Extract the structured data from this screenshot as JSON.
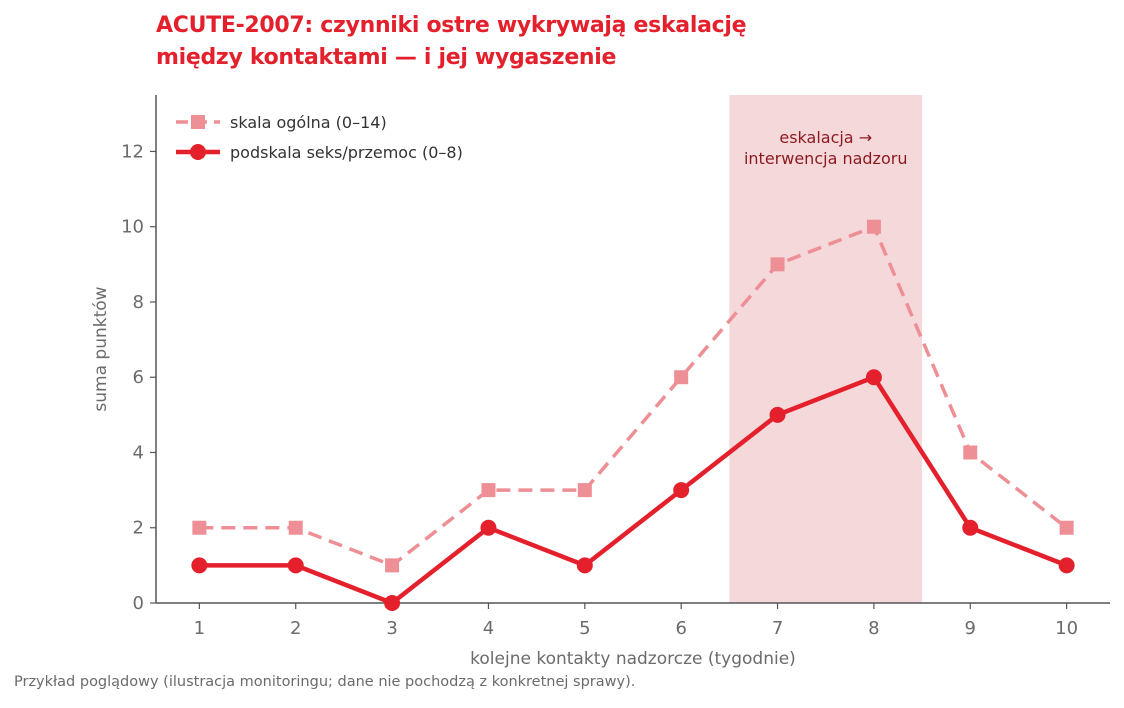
{
  "title_line1": "ACUTE-2007: czynniki ostre wykrywają eskalację",
  "title_line2": "między kontaktami — i jej wygaszenie",
  "footnote": "Przykład poglądowy (ilustracja monitoringu; dane nie pochodzą z konkretnej sprawy).",
  "colors": {
    "title": "#e3202b",
    "series_general": "#ee8e95",
    "series_sub": "#e3202b",
    "band": "#f5d8da",
    "annotation": "#8b1a1f",
    "axis": "#555555"
  },
  "chart_data": {
    "type": "line",
    "x": [
      1,
      2,
      3,
      4,
      5,
      6,
      7,
      8,
      9,
      10
    ],
    "xlabel": "kolejne kontakty nadzorcze (tygodnie)",
    "ylabel": "suma punktów",
    "xlim": [
      0.55,
      10.45
    ],
    "ylim": [
      0,
      13.5
    ],
    "yticks": [
      0,
      2,
      4,
      6,
      8,
      10,
      12
    ],
    "series": [
      {
        "name": "skala ogólna (0–14)",
        "values": [
          2,
          2,
          1,
          3,
          3,
          6,
          9,
          10,
          4,
          2
        ],
        "style": "dashed",
        "marker": "square"
      },
      {
        "name": "podskala seks/przemoc (0–8)",
        "values": [
          1,
          1,
          0,
          2,
          1,
          3,
          5,
          6,
          2,
          1
        ],
        "style": "solid",
        "marker": "circle"
      }
    ],
    "highlight": {
      "x_from": 6.5,
      "x_to": 8.5,
      "label_line1": "eskalacja →",
      "label_line2": "interwencja nadzoru"
    },
    "legend_position": "top-left",
    "grid": false
  }
}
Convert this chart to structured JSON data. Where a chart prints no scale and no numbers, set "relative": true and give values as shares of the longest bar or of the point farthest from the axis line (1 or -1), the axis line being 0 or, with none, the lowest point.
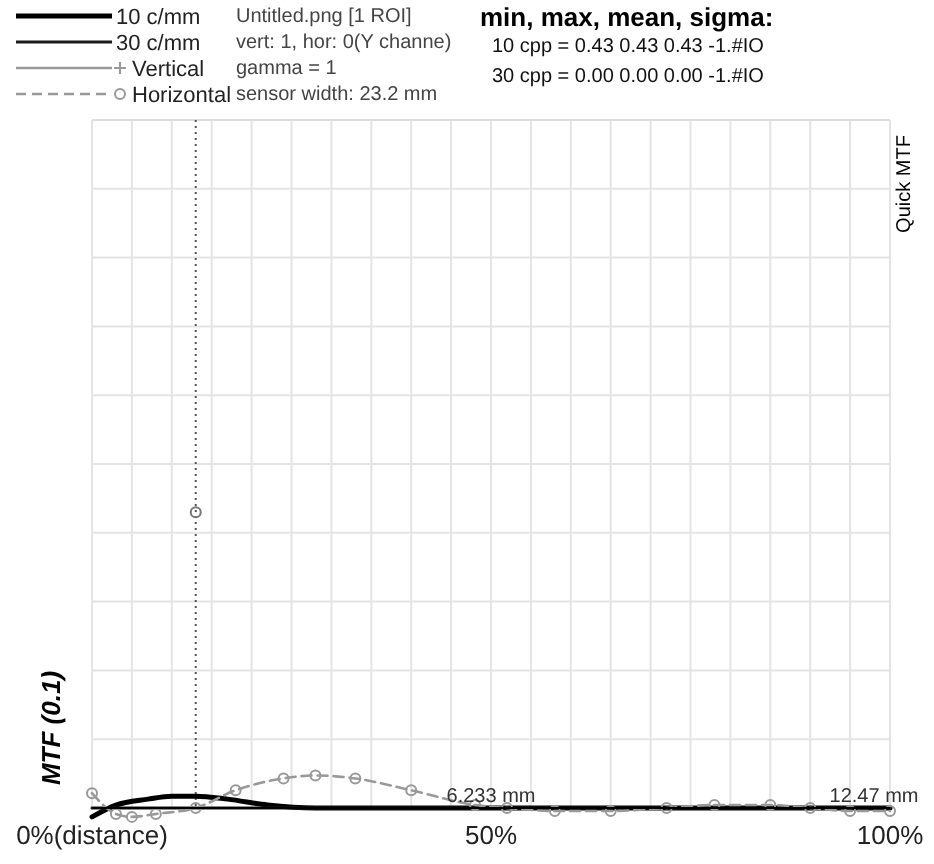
{
  "chart_data": {
    "type": "line",
    "title": "min, max, mean, sigma:",
    "ylabel": "MTF (0.1)",
    "relative": true,
    "xlim": [
      0,
      100
    ],
    "xticks": [
      {
        "value": 0,
        "label": "0%(distance)"
      },
      {
        "value": 5,
        "label": null
      },
      {
        "value": 10,
        "label": null
      },
      {
        "value": 15,
        "label": null
      },
      {
        "value": 20,
        "label": null
      },
      {
        "value": 25,
        "label": null
      },
      {
        "value": 30,
        "label": null
      },
      {
        "value": 35,
        "label": null
      },
      {
        "value": 40,
        "label": null
      },
      {
        "value": 45,
        "label": null
      },
      {
        "value": 50,
        "label": "50%"
      },
      {
        "value": 55,
        "label": null
      },
      {
        "value": 60,
        "label": null
      },
      {
        "value": 65,
        "label": null
      },
      {
        "value": 70,
        "label": null
      },
      {
        "value": 75,
        "label": null
      },
      {
        "value": 80,
        "label": null
      },
      {
        "value": 85,
        "label": null
      },
      {
        "value": 90,
        "label": null
      },
      {
        "value": 95,
        "label": null
      },
      {
        "value": 100,
        "label": "100%"
      }
    ],
    "grid": true,
    "legend": "top left",
    "ref_lines": [
      {
        "axis": "x",
        "value": 13,
        "line_style": "dotted",
        "color": "#555555"
      }
    ],
    "annotations": [
      "Untitled.png [1 ROI]",
      "vert: 1, hor: 0(Y channe)",
      "gamma = 1",
      "sensor width: 23.2 mm",
      "10 cpp = 0.43 0.43 0.43 -1.#IO",
      "30 cpp = 0.00 0.00 0.00 -1.#IO",
      "Quick MTF",
      {
        "text": "6.233 mm",
        "x": 50,
        "y": 0
      },
      {
        "text": "12.47 mm",
        "x": 100,
        "y": 0
      }
    ],
    "series": [
      {
        "name": "10 c/mm",
        "color": "#000000",
        "line_style": "solid",
        "marker": "none",
        "x": [
          0,
          3,
          7,
          10,
          13,
          17,
          22,
          28,
          40,
          60,
          80,
          100
        ],
        "values": [
          -0.03,
          0.01,
          0.03,
          0.04,
          0.04,
          0.03,
          0.01,
          0,
          0,
          0,
          0,
          0
        ]
      },
      {
        "name": "30 c/mm",
        "color": "#1a1a1a",
        "line_style": "solid",
        "marker": "none",
        "x": [
          0,
          25,
          50,
          75,
          100
        ],
        "values": [
          0,
          0,
          0,
          0,
          0
        ]
      },
      {
        "name": "Vertical",
        "color": "#999999",
        "line_style": "solid",
        "marker": "cross"
      },
      {
        "name": "Horizontal",
        "color": "#999999",
        "line_style": "dashed",
        "marker": "circle",
        "x": [
          0,
          3,
          5,
          8,
          13,
          18,
          24,
          28,
          33,
          40,
          48,
          52,
          58,
          65,
          72,
          78,
          85,
          90,
          95,
          100
        ],
        "values": [
          0.05,
          -0.02,
          -0.03,
          -0.02,
          0,
          0.06,
          0.1,
          0.11,
          0.1,
          0.06,
          0.01,
          0,
          -0.01,
          -0.01,
          0,
          0.01,
          0.01,
          0,
          -0.01,
          -0.01
        ]
      },
      {
        "type": "scatter",
        "color": "#777777",
        "marker": "circle",
        "x": [
          13
        ],
        "values": [
          1
        ]
      }
    ]
  }
}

_Goal_:
Write out each entry exactly as given, but skip the pictures.

_Task output_:
Extract the structured data from this screenshot as JSON.
{
  "title_line1": "ACUTE-2007: czynniki ostre wykrywają eskalację",
  "title_line2": "między kontaktami — i jej wygaszenie",
  "footnote": "Przykład poglądowy (ilustracja monitoringu; dane nie pochodzą z konkretnej sprawy).",
  "colors": {
    "title": "#e3202b",
    "series_general": "#ee8e95",
    "series_sub": "#e3202b",
    "band": "#f5d8da",
    "annotation": "#8b1a1f",
    "axis": "#555555"
  },
  "chart_data": {
    "type": "line",
    "x": [
      1,
      2,
      3,
      4,
      5,
      6,
      7,
      8,
      9,
      10
    ],
    "xlabel": "kolejne kontakty nadzorcze (tygodnie)",
    "ylabel": "suma punktów",
    "xlim": [
      0.55,
      10.45
    ],
    "ylim": [
      0,
      13.5
    ],
    "yticks": [
      0,
      2,
      4,
      6,
      8,
      10,
      12
    ],
    "series": [
      {
        "name": "skala ogólna (0–14)",
        "values": [
          2,
          2,
          1,
          3,
          3,
          6,
          9,
          10,
          4,
          2
        ],
        "style": "dashed",
        "marker": "square"
      },
      {
        "name": "podskala seks/przemoc (0–8)",
        "values": [
          1,
          1,
          0,
          2,
          1,
          3,
          5,
          6,
          2,
          1
        ],
        "style": "solid",
        "marker": "circle"
      }
    ],
    "highlight": {
      "x_from": 6.5,
      "x_to": 8.5,
      "label_line1": "eskalacja →",
      "label_line2": "interwencja nadzoru"
    },
    "legend_position": "top-left",
    "grid": false
  }
}
Convert this chart to structured JSON data. Where a chart prints no scale and no numbers, set "relative": true and give values as shares of the longest bar or of the point farthest from the axis line (1 or -1), the axis line being 0 or, with none, the lowest point.
{
  "chart_data": {
    "type": "line",
    "title": "min, max, mean, sigma:",
    "ylabel": "MTF (0.1)",
    "relative": true,
    "xlim": [
      0,
      100
    ],
    "xticks": [
      {
        "value": 0,
        "label": "0%(distance)"
      },
      {
        "value": 5,
        "label": null
      },
      {
        "value": 10,
        "label": null
      },
      {
        "value": 15,
        "label": null
      },
      {
        "value": 20,
        "label": null
      },
      {
        "value": 25,
        "label": null
      },
      {
        "value": 30,
        "label": null
      },
      {
        "value": 35,
        "label": null
      },
      {
        "value": 40,
        "label": null
      },
      {
        "value": 45,
        "label": null
      },
      {
        "value": 50,
        "label": "50%"
      },
      {
        "value": 55,
        "label": null
      },
      {
        "value": 60,
        "label": null
      },
      {
        "value": 65,
        "label": null
      },
      {
        "value": 70,
        "label": null
      },
      {
        "value": 75,
        "label": null
      },
      {
        "value": 80,
        "label": null
      },
      {
        "value": 85,
        "label": null
      },
      {
        "value": 90,
        "label": null
      },
      {
        "value": 95,
        "label": null
      },
      {
        "value": 100,
        "label": "100%"
      }
    ],
    "grid": true,
    "legend": "top left",
    "ref_lines": [
      {
        "axis": "x",
        "value": 13,
        "line_style": "dotted",
        "color": "#555555"
      }
    ],
    "annotations": [
      "Untitled.png [1 ROI]",
      "vert: 1, hor: 0(Y channe)",
      "gamma = 1",
      "sensor width: 23.2 mm",
      "10 cpp = 0.43 0.43 0.43 -1.#IO",
      "30 cpp = 0.00 0.00 0.00 -1.#IO",
      "Quick MTF",
      {
        "text": "6.233 mm",
        "x": 50,
        "y": 0
      },
      {
        "text": "12.47 mm",
        "x": 100,
        "y": 0
      }
    ],
    "series": [
      {
        "name": "10 c/mm",
        "color": "#000000",
        "line_style": "solid",
        "marker": "none",
        "x": [
          0,
          3,
          7,
          10,
          13,
          17,
          22,
          28,
          40,
          60,
          80,
          100
        ],
        "values": [
          -0.03,
          0.01,
          0.03,
          0.04,
          0.04,
          0.03,
          0.01,
          0,
          0,
          0,
          0,
          0
        ]
      },
      {
        "name": "30 c/mm",
        "color": "#1a1a1a",
        "line_style": "solid",
        "marker": "none",
        "x": [
          0,
          25,
          50,
          75,
          100
        ],
        "values": [
          0,
          0,
          0,
          0,
          0
        ]
      },
      {
        "name": "Vertical",
        "color": "#999999",
        "line_style": "solid",
        "marker": "cross"
      },
      {
        "name": "Horizontal",
        "color": "#999999",
        "line_style": "dashed",
        "marker": "circle",
        "x": [
          0,
          3,
          5,
          8,
          13,
          18,
          24,
          28,
          33,
          40,
          48,
          52,
          58,
          65,
          72,
          78,
          85,
          90,
          95,
          100
        ],
        "values": [
          0.05,
          -0.02,
          -0.03,
          -0.02,
          0,
          0.06,
          0.1,
          0.11,
          0.1,
          0.06,
          0.01,
          0,
          -0.01,
          -0.01,
          0,
          0.01,
          0.01,
          0,
          -0.01,
          -0.01
        ]
      },
      {
        "type": "scatter",
        "color": "#777777",
        "marker": "circle",
        "x": [
          13
        ],
        "values": [
          1
        ]
      }
    ]
  }
}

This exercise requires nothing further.